-- start ENTRIES SUPPLIED --

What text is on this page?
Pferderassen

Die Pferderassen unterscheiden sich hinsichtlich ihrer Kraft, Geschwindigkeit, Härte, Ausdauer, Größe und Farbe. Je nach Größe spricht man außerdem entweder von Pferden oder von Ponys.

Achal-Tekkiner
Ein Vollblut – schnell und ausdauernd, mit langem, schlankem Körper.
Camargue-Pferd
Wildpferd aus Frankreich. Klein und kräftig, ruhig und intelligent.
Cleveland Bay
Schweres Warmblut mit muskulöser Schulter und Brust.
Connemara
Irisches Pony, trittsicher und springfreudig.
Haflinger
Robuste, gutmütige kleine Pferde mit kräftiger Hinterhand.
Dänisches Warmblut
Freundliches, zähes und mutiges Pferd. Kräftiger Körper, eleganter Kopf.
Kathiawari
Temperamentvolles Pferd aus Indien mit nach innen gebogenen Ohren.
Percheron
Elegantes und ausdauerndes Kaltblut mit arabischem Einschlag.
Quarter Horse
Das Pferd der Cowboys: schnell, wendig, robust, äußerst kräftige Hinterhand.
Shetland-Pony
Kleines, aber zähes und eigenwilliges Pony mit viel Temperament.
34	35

-- end ENTRIES SUPPLIED --

Restate the whole of the material exactly.

EXERCISE SOLUTION:
What text is on this page?
Pferderassen

Die Pferderassen unterscheiden sich hinsichtlich ihrer Kraft, Geschwindigkeit, Härte, Ausdauer, Größe und Farbe. Je nach Größe spricht man außerdem entweder von Pferden oder von Ponys.

Achal-Tekkiner
Ein Vollblut – schnell und ausdauernd, mit langem, schlankem Körper.
Camargue-Pferd
Wildpferd aus Frankreich. Klein und kräftig, ruhig und intelligent.
Cleveland Bay
Schweres Warmblut mit muskulöser Schulter und Brust.
Connemara
Irisches Pony, trittsicher und springfreudig.
Haflinger
Robuste, gutmütige kleine Pferde mit kräftiger Hinterhand.
Dänisches Warmblut
Freundliches, zähes und mutiges Pferd. Kräftiger Körper, eleganter Kopf.
Kathiawari
Temperamentvolles Pferd aus Indien mit nach innen gebogenen Ohren.
Percheron
Elegantes und ausdauerndes Kaltblut mit arabischem Einschlag.
Quarter Horse
Das Pferd der Cowboys: schnell, wendig, robust, äußerst kräftige Hinterhand.
Shetland-Pony
Kleines, aber zähes und eigenwilliges Pony mit viel Temperament.
34	35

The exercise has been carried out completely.